[START]
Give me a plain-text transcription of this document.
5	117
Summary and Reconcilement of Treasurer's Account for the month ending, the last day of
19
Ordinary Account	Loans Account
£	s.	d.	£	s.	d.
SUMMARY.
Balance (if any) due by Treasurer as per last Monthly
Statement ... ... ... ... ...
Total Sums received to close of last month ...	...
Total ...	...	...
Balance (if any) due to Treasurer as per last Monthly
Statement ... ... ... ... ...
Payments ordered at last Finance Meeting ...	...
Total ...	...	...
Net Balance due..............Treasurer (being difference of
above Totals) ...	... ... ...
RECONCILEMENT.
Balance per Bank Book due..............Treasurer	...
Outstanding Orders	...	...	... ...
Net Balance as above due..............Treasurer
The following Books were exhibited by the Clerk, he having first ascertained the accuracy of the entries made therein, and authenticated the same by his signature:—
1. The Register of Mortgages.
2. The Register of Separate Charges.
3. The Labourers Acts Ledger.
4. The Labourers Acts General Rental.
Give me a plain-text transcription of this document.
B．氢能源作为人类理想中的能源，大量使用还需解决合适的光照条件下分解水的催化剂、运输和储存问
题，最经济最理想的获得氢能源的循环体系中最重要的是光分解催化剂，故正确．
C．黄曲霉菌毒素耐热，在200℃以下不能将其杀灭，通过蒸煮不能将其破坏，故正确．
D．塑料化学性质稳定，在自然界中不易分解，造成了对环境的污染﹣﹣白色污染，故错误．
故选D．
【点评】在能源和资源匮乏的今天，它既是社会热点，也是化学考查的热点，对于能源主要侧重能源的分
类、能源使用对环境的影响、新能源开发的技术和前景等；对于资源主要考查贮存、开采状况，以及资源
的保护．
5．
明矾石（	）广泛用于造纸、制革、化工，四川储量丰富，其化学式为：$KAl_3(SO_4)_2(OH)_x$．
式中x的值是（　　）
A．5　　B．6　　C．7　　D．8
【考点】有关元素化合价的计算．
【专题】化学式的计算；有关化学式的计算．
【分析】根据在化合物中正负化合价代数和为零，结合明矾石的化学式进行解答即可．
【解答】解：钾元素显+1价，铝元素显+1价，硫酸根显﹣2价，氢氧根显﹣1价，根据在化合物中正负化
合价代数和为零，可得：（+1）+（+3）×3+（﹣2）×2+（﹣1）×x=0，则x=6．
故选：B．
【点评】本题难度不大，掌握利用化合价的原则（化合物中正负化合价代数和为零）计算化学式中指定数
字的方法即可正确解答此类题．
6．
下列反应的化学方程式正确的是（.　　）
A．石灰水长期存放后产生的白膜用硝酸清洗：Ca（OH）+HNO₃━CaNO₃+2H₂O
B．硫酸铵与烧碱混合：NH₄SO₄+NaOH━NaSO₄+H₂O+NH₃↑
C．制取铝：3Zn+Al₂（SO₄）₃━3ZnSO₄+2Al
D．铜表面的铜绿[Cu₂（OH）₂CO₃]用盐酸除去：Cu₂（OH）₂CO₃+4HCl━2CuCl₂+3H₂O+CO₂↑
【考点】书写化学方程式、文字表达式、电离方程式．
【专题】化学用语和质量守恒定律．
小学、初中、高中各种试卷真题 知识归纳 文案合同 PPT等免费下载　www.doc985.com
[END]
**Exercise directions**. Show the lines of the records that contain the word "Acts".

**Correct result**.
3. The Labourers Acts Ledger.
4. The Labourers Acts General Rental.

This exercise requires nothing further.